• _Work required_
Please repeat all of the lines that follow, exactly as written.

Records from a collection

★ ★ ★ ★ ★ ★ ★

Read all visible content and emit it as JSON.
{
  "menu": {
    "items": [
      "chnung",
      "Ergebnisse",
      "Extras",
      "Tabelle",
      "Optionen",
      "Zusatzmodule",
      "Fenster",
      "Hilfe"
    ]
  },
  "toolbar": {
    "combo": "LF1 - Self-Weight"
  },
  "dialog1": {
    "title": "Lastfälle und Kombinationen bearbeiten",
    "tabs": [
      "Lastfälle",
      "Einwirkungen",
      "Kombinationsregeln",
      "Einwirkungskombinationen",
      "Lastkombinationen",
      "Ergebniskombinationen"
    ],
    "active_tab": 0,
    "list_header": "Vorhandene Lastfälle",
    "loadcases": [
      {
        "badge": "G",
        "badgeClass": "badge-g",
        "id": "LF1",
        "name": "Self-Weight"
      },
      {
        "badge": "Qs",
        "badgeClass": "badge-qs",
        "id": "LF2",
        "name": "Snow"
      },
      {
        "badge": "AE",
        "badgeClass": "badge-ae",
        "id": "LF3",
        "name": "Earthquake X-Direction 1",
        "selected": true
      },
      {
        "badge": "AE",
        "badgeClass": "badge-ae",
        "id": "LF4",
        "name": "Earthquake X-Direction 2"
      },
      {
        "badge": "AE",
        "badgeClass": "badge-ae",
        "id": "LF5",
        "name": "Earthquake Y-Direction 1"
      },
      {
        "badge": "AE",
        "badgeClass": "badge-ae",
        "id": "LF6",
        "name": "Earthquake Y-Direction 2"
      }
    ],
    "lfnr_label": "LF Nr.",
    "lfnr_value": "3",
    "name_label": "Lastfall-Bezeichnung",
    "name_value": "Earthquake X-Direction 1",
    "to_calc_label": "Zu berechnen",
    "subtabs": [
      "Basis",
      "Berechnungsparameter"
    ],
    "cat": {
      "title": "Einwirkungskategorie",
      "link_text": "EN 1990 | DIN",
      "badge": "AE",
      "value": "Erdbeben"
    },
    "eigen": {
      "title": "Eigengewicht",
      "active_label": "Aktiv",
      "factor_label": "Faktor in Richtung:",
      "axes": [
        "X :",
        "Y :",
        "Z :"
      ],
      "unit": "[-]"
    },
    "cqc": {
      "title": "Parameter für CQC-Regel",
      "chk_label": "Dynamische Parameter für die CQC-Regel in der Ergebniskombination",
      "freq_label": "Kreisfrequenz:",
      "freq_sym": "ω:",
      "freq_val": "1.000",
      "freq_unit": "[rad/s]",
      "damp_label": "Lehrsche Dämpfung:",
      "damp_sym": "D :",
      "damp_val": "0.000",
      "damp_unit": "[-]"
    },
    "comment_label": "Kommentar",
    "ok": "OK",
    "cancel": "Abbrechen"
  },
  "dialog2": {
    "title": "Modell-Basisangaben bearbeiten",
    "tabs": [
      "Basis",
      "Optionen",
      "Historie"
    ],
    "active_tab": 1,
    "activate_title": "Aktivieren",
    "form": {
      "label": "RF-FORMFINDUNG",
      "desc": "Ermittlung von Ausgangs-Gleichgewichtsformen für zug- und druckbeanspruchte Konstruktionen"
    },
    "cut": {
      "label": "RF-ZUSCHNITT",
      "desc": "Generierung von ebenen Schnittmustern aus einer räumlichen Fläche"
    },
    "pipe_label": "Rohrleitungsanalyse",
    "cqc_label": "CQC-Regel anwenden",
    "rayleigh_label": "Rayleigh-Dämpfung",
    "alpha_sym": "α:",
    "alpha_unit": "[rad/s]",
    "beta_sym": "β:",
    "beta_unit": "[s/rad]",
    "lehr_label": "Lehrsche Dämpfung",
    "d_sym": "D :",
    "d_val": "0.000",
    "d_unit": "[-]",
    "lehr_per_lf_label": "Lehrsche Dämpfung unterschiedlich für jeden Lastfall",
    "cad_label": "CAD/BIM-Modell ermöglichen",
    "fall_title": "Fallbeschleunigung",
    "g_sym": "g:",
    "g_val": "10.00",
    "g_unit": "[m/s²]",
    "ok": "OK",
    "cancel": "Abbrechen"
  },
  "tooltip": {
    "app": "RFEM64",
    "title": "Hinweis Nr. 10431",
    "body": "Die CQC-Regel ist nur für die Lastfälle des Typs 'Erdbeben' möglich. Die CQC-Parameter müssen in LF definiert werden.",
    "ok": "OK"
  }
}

★ ★ ★ ★ ★ ★ ★

• _Written solution_
Read all visible content and emit it as JSON.
{
  "menu": {
    "items": [
      "chnung",
      "Ergebnisse",
      "Extras",
      "Tabelle",
      "Optionen",
      "Zusatzmodule",
      "Fenster",
      "Hilfe"
    ]
  },
  "toolbar": {
    "combo": "LF1 - Self-Weight"
  },
  "dialog1": {
    "title": "Lastfälle und Kombinationen bearbeiten",
    "tabs": [
      "Lastfälle",
      "Einwirkungen",
      "Kombinationsregeln",
      "Einwirkungskombinationen",
      "Lastkombinationen",
      "Ergebniskombinationen"
    ],
    "active_tab": 0,
    "list_header": "Vorhandene Lastfälle",
    "loadcases": [
      {
        "badge": "G",
        "badgeClass": "badge-g",
        "id": "LF1",
        "name": "Self-Weight"
      },
      {
        "badge": "Qs",
        "badgeClass": "badge-qs",
        "id": "LF2",
        "name": "Snow"
      },
      {
        "badge": "AE",
        "badgeClass": "badge-ae",
        "id": "LF3",
        "name": "Earthquake X-Direction 1",
        "selected": true
      },
      {
        "badge": "AE",
        "badgeClass": "badge-ae",
        "id": "LF4",
        "name": "Earthquake X-Direction 2"
      },
      {
        "badge": "AE",
        "badgeClass": "badge-ae",
        "id": "LF5",
        "name": "Earthquake Y-Direction 1"
      },
      {
        "badge": "AE",
        "badgeClass": "badge-ae",
        "id": "LF6",
        "name": "Earthquake Y-Direction 2"
      }
    ],
    "lfnr_label": "LF Nr.",
    "lfnr_value": "3",
    "name_label": "Lastfall-Bezeichnung",
    "name_value": "Earthquake X-Direction 1",
    "to_calc_label": "Zu berechnen",
    "subtabs": [
      "Basis",
      "Berechnungsparameter"
    ],
    "cat": {
      "title": "Einwirkungskategorie",
      "link_text": "EN 1990 | DIN",
      "badge": "AE",
      "value": "Erdbeben"
    },
    "eigen": {
      "title": "Eigengewicht",
      "active_label": "Aktiv",
      "factor_label": "Faktor in Richtung:",
      "axes": [
        "X :",
        "Y :",
        "Z :"
      ],
      "unit": "[-]"
    },
    "cqc": {
      "title": "Parameter für CQC-Regel",
      "chk_label": "Dynamische Parameter für die CQC-Regel in der Ergebniskombination",
      "freq_label": "Kreisfrequenz:",
      "freq_sym": "ω:",
      "freq_val": "1.000",
      "freq_unit": "[rad/s]",
      "damp_label": "Lehrsche Dämpfung:",
      "damp_sym": "D :",
      "damp_val": "0.000",
      "damp_unit": "[-]"
    },
    "comment_label": "Kommentar",
    "ok": "OK",
    "cancel": "Abbrechen"
  },
  "dialog2": {
    "title": "Modell-Basisangaben bearbeiten",
    "tabs": [
      "Basis",
      "Optionen",
      "Historie"
    ],
    "active_tab": 1,
    "activate_title": "Aktivieren",
    "form": {
      "label": "RF-FORMFINDUNG",
      "desc": "Ermittlung von Ausgangs-Gleichgewichtsformen für zug- und druckbeanspruchte Konstruktionen"
    },
    "cut": {
      "label": "RF-ZUSCHNITT",
      "desc": "Generierung von ebenen Schnittmustern aus einer räumlichen Fläche"
    },
    "pipe_label": "Rohrleitungsanalyse",
    "cqc_label": "CQC-Regel anwenden",
    "rayleigh_label": "Rayleigh-Dämpfung",
    "alpha_sym": "α:",
    "alpha_unit": "[rad/s]",
    "beta_sym": "β:",
    "beta_unit": "[s/rad]",
    "lehr_label": "Lehrsche Dämpfung",
    "d_sym": "D :",
    "d_val": "0.000",
    "d_unit": "[-]",
    "lehr_per_lf_label": "Lehrsche Dämpfung unterschiedlich für jeden Lastfall",
    "cad_label": "CAD/BIM-Modell ermöglichen",
    "fall_title": "Fallbeschleunigung",
    "g_sym": "g:",
    "g_val": "10.00",
    "g_unit": "[m/s²]",
    "ok": "OK",
    "cancel": "Abbrechen"
  },
  "tooltip": {
    "app": "RFEM64",
    "title": "Hinweis Nr. 10431",
    "body": "Die CQC-Regel ist nur für die Lastfälle des Typs 'Erdbeben' möglich. Die CQC-Parameter müssen in LF definiert werden.",
    "ok": "OK"
  }
}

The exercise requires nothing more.